▶ [AIM OF THE EXERCISE]: Transcribe everything in the data word for word. Pictures are left out.

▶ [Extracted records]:
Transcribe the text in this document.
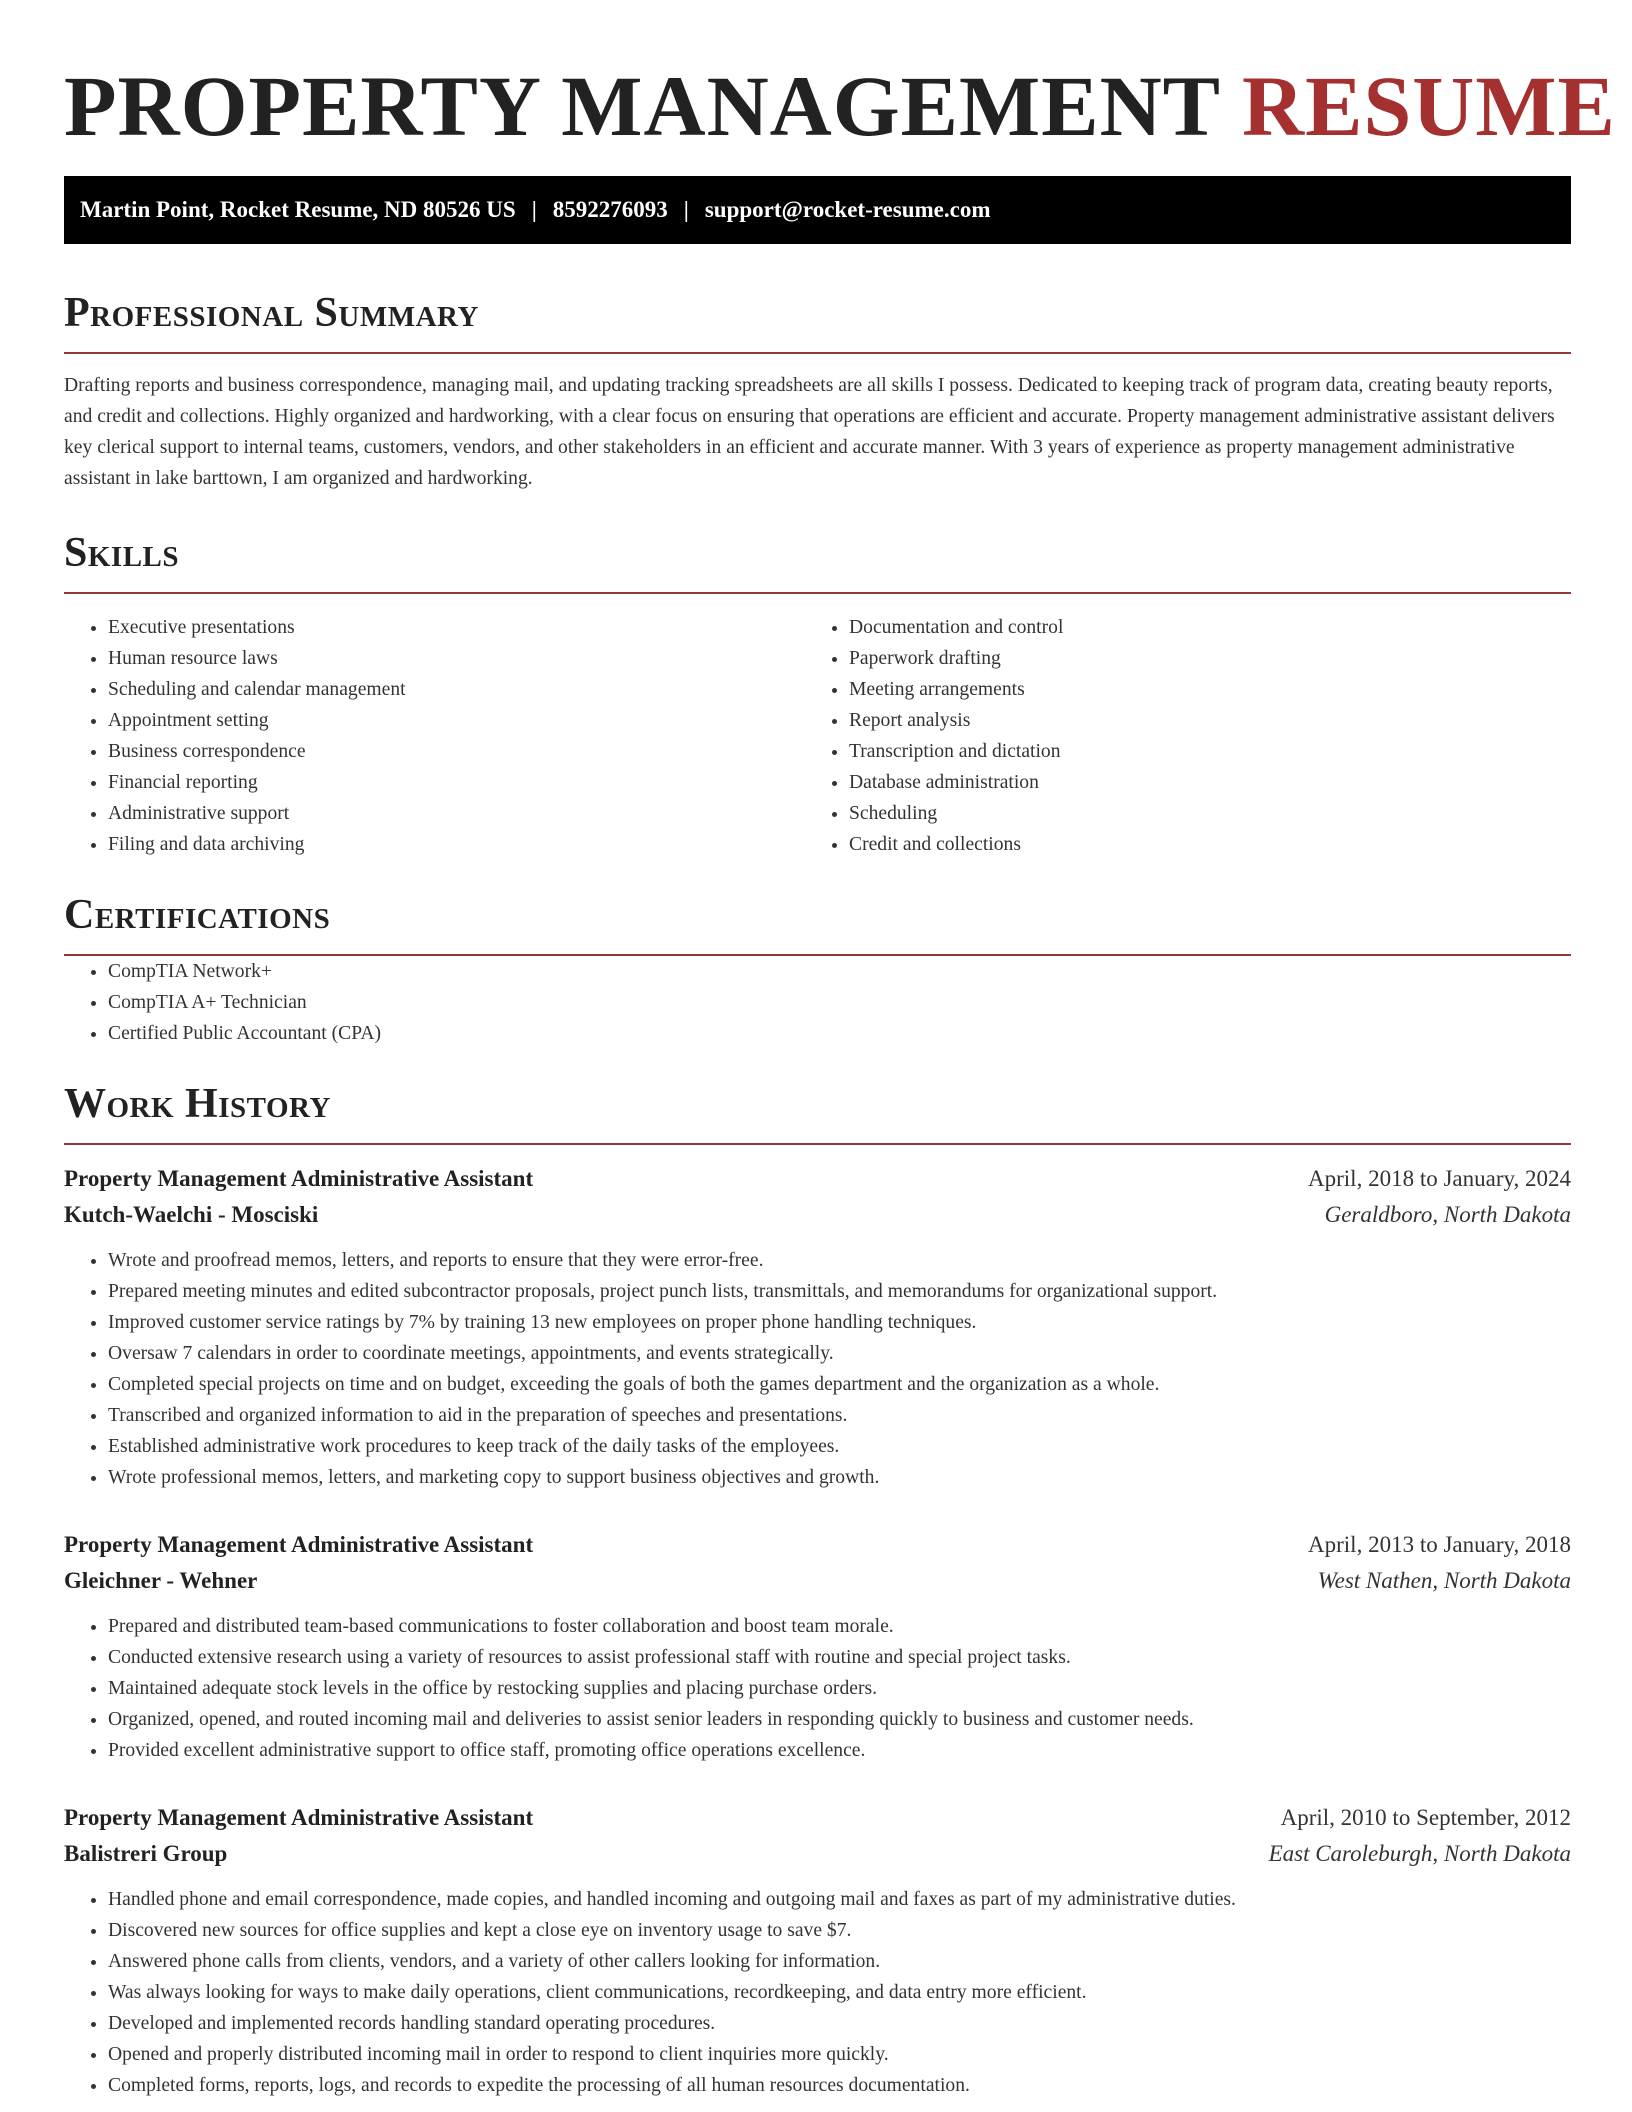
PROPERTY MANAGEMENT RESUME
Martin Point, Rocket Resume, ND 80526 US | 8592276093 | support@rocket-resume.com
Professional Summary

Drafting reports and business correspondence, managing mail, and updating tracking spreadsheets are all skills I possess. Dedicated to keeping track of program data, creating beauty reports, and credit and collections. Highly organized and hardworking, with a clear focus on ensuring that operations are efficient and accurate. Property management administrative assistant delivers key clerical support to internal teams, customers, vendors, and other stakeholders in an efficient and accurate manner. With 3 years of experience as property management administrative assistant in lake barttown, I am organized and hardworking.

Skills
• Executive presentations
• Human resource laws
• Scheduling and calendar management
• Appointment setting
• Business correspondence
• Financial reporting
• Administrative support
• Filing and data archiving
• Documentation and control
• Paperwork drafting
• Meeting arrangements
• Report analysis
• Transcription and dictation
• Database administration
• Scheduling
• Credit and collections
Certifications
• CompTIA Network+
• CompTIA A+ Technician
• Certified Public Accountant (CPA)
Work History
Property Management Administrative Assistant	April, 2018 to January, 2024
Kutch-Waelchi - Mosciski	Geraldboro, North Dakota
• Wrote and proofread memos, letters, and reports to ensure that they were error-free.
• Prepared meeting minutes and edited subcontractor proposals, project punch lists, transmittals, and memorandums for organizational support.
• Improved customer service ratings by 7% by training 13 new employees on proper phone handling techniques.
• Oversaw 7 calendars in order to coordinate meetings, appointments, and events strategically.
• Completed special projects on time and on budget, exceeding the goals of both the games department and the organization as a whole.
• Transcribed and organized information to aid in the preparation of speeches and presentations.
• Established administrative work procedures to keep track of the daily tasks of the employees.
• Wrote professional memos, letters, and marketing copy to support business objectives and growth.
Property Management Administrative Assistant	April, 2013 to January, 2018
Gleichner - Wehner	West Nathen, North Dakota
• Prepared and distributed team-based communications to foster collaboration and boost team morale.
• Conducted extensive research using a variety of resources to assist professional staff with routine and special project tasks.
• Maintained adequate stock levels in the office by restocking supplies and placing purchase orders.
• Organized, opened, and routed incoming mail and deliveries to assist senior leaders in responding quickly to business and customer needs.
• Provided excellent administrative support to office staff, promoting office operations excellence.
Property Management Administrative Assistant	April, 2010 to September, 2012
Balistreri Group	East Caroleburgh, North Dakota
• Handled phone and email correspondence, made copies, and handled incoming and outgoing mail and faxes as part of my administrative duties.
• Discovered new sources for office supplies and kept a close eye on inventory usage to save $7.
• Answered phone calls from clients, vendors, and a variety of other callers looking for information.
• Was always looking for ways to make daily operations, client communications, recordkeeping, and data entry more efficient.
• Developed and implemented records handling standard operating procedures.
• Opened and properly distributed incoming mail in order to respond to client inquiries more quickly.
• Completed forms, reports, logs, and records to expedite the processing of all human resources documentation.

▶ [COMPLETE ANSWER]:
Transcribe the text in this document.
PROPERTY MANAGEMENT RESUME
Martin Point, Rocket Resume, ND 80526 US | 8592276093 | support@rocket-resume.com
Professional Summary

Drafting reports and business correspondence, managing mail, and updating tracking spreadsheets are all skills I possess. Dedicated to keeping track of program data, creating beauty reports, and credit and collections. Highly organized and hardworking, with a clear focus on ensuring that operations are efficient and accurate. Property management administrative assistant delivers key clerical support to internal teams, customers, vendors, and other stakeholders in an efficient and accurate manner. With 3 years of experience as property management administrative assistant in lake barttown, I am organized and hardworking.

Skills
• Executive presentations
• Human resource laws
• Scheduling and calendar management
• Appointment setting
• Business correspondence
• Financial reporting
• Administrative support
• Filing and data archiving
• Documentation and control
• Paperwork drafting
• Meeting arrangements
• Report analysis
• Transcription and dictation
• Database administration
• Scheduling
• Credit and collections
Certifications
• CompTIA Network+
• CompTIA A+ Technician
• Certified Public Accountant (CPA)
Work History
Property Management Administrative Assistant	April, 2018 to January, 2024
Kutch-Waelchi - Mosciski	Geraldboro, North Dakota
• Wrote and proofread memos, letters, and reports to ensure that they were error-free.
• Prepared meeting minutes and edited subcontractor proposals, project punch lists, transmittals, and memorandums for organizational support.
• Improved customer service ratings by 7% by training 13 new employees on proper phone handling techniques.
• Oversaw 7 calendars in order to coordinate meetings, appointments, and events strategically.
• Completed special projects on time and on budget, exceeding the goals of both the games department and the organization as a whole.
• Transcribed and organized information to aid in the preparation of speeches and presentations.
• Established administrative work procedures to keep track of the daily tasks of the employees.
• Wrote professional memos, letters, and marketing copy to support business objectives and growth.
Property Management Administrative Assistant	April, 2013 to January, 2018
Gleichner - Wehner	West Nathen, North Dakota
• Prepared and distributed team-based communications to foster collaboration and boost team morale.
• Conducted extensive research using a variety of resources to assist professional staff with routine and special project tasks.
• Maintained adequate stock levels in the office by restocking supplies and placing purchase orders.
• Organized, opened, and routed incoming mail and deliveries to assist senior leaders in responding quickly to business and customer needs.
• Provided excellent administrative support to office staff, promoting office operations excellence.
Property Management Administrative Assistant	April, 2010 to September, 2012
Balistreri Group	East Caroleburgh, North Dakota
• Handled phone and email correspondence, made copies, and handled incoming and outgoing mail and faxes as part of my administrative duties.
• Discovered new sources for office supplies and kept a close eye on inventory usage to save $7.
• Answered phone calls from clients, vendors, and a variety of other callers looking for information.
• Was always looking for ways to make daily operations, client communications, recordkeeping, and data entry more efficient.
• Developed and implemented records handling standard operating procedures.
• Opened and properly distributed incoming mail in order to respond to client inquiries more quickly.
• Completed forms, reports, logs, and records to expedite the processing of all human resources documentation.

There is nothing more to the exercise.